- Do this -
Collect all lines from the listing that include the string "spikeAmp".

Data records

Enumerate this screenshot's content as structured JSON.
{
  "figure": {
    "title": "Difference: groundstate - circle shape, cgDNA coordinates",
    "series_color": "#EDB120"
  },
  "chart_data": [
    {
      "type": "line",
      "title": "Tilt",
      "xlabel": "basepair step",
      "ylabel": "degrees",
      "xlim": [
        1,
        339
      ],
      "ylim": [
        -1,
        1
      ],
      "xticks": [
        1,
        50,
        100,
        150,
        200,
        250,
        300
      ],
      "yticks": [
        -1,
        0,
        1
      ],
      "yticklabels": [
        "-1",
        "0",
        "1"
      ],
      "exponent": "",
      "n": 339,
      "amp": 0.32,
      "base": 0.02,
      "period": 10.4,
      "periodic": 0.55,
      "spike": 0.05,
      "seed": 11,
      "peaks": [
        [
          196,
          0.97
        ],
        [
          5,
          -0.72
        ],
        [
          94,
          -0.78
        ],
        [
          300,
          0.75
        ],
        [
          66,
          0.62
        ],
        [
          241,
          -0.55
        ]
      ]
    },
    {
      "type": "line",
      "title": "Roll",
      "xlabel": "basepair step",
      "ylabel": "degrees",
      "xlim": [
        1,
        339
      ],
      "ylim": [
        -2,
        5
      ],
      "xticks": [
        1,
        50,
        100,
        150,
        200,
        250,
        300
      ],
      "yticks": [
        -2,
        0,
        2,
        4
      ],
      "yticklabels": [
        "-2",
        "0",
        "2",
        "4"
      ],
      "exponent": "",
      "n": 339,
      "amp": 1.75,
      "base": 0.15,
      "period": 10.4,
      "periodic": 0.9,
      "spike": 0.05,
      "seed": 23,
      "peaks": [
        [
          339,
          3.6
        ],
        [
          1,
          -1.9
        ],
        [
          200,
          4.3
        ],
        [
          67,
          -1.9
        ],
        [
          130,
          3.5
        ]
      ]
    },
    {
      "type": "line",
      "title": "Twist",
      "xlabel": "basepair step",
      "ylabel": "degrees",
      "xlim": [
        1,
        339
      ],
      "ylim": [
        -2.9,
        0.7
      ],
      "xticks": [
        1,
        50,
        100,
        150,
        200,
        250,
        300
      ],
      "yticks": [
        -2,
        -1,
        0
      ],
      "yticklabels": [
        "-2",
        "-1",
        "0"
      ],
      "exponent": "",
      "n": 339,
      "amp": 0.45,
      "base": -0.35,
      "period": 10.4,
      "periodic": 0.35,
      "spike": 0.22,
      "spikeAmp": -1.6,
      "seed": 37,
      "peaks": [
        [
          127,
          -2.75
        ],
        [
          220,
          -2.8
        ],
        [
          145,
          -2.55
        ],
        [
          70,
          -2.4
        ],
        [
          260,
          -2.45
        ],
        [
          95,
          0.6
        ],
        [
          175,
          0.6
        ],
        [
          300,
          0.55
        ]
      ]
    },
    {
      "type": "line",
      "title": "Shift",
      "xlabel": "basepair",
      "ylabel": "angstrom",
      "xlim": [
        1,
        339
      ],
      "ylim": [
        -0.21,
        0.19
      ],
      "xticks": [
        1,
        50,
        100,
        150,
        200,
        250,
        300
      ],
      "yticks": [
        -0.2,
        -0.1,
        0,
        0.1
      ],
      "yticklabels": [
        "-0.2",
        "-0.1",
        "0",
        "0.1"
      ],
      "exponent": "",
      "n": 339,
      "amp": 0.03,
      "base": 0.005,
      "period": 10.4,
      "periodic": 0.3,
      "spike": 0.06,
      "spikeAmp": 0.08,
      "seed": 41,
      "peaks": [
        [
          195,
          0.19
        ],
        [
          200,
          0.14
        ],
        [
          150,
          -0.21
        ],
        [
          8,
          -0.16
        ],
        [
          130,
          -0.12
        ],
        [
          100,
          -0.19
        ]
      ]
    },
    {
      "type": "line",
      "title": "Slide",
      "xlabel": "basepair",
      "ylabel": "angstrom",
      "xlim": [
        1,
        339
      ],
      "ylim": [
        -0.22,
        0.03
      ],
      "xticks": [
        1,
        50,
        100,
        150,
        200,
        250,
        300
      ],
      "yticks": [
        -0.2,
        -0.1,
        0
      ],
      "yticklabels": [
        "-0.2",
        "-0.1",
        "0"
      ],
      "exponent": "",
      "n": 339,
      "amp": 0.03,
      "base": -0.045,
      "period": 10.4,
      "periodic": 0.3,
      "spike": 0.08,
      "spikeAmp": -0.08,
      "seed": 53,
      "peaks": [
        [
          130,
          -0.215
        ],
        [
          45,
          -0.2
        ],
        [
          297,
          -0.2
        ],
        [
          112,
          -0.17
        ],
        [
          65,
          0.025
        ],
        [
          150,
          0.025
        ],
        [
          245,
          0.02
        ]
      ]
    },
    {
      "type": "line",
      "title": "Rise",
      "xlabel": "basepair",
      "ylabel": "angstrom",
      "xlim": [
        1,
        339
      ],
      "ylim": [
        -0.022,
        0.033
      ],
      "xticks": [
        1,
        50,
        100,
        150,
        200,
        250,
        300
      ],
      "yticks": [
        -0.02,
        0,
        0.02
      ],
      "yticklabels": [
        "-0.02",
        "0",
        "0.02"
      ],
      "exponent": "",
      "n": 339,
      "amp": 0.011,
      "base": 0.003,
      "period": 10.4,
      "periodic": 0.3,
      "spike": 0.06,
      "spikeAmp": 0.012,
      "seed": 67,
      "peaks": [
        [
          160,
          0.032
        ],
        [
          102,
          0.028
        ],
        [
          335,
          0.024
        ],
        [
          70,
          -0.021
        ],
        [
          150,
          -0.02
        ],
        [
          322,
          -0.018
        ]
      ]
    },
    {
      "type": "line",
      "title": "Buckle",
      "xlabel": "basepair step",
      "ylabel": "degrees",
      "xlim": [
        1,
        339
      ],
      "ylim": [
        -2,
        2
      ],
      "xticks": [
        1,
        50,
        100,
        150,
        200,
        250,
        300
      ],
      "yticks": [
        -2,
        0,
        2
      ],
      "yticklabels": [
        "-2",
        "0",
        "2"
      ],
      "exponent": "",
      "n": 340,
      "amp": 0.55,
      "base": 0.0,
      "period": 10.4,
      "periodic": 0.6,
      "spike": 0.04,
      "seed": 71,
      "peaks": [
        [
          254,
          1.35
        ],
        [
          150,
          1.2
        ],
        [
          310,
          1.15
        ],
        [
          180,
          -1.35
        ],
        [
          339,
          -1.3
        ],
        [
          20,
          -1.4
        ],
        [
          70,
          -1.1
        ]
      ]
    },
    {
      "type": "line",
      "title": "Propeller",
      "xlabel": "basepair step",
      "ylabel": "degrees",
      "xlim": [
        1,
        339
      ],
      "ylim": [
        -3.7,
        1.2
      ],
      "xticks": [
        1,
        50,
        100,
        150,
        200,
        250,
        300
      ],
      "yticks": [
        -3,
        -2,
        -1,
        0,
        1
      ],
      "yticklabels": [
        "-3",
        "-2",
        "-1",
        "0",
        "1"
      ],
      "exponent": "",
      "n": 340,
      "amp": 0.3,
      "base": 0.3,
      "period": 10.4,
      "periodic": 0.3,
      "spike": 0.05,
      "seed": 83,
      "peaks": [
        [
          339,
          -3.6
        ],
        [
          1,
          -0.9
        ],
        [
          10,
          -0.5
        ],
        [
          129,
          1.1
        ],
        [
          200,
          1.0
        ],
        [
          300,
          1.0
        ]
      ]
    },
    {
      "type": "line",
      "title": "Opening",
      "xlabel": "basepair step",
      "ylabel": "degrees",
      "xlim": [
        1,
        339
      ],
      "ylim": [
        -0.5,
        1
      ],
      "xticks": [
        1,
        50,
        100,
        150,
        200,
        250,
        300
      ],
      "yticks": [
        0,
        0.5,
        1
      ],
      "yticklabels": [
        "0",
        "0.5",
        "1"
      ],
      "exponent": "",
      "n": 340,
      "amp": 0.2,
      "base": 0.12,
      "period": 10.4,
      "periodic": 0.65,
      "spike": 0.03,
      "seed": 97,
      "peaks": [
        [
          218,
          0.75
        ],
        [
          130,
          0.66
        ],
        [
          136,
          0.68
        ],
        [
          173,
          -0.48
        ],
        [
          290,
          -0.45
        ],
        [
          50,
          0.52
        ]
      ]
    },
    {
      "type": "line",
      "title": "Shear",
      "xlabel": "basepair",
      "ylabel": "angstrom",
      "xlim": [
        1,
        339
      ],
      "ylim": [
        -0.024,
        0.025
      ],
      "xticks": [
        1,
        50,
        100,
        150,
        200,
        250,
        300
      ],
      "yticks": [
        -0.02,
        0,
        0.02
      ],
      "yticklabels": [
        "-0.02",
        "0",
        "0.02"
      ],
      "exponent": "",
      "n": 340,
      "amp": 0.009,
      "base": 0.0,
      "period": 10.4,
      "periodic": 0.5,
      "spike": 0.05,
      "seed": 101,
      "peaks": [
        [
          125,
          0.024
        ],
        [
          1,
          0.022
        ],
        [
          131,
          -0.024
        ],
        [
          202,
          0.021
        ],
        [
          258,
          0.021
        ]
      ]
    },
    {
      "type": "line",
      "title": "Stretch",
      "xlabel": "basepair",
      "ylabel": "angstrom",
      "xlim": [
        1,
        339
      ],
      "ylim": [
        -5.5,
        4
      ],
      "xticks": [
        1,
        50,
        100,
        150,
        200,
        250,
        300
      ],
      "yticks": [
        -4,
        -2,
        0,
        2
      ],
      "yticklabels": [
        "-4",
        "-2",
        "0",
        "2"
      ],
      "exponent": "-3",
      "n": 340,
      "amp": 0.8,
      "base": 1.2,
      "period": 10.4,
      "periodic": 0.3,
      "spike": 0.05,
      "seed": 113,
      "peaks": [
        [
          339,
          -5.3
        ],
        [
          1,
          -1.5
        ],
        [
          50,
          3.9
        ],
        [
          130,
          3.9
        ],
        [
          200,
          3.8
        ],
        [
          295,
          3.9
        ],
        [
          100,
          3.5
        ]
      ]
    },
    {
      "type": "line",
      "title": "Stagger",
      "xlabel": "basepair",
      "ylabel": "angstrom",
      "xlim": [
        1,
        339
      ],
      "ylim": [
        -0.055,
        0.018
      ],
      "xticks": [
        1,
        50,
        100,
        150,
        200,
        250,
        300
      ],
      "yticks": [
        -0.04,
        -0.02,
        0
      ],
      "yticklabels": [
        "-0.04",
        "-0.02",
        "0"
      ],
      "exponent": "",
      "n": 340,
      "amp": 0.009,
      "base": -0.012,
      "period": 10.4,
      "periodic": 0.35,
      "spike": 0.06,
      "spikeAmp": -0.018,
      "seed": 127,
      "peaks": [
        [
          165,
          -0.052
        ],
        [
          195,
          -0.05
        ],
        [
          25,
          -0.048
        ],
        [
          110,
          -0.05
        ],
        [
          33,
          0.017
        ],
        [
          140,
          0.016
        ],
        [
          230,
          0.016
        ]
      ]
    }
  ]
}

- Answer below -
      "spikeAmp": -1.6,
      "spikeAmp": 0.08,
      "spikeAmp": -0.08,
      "spikeAmp": 0.012,
      "spikeAmp": -0.018,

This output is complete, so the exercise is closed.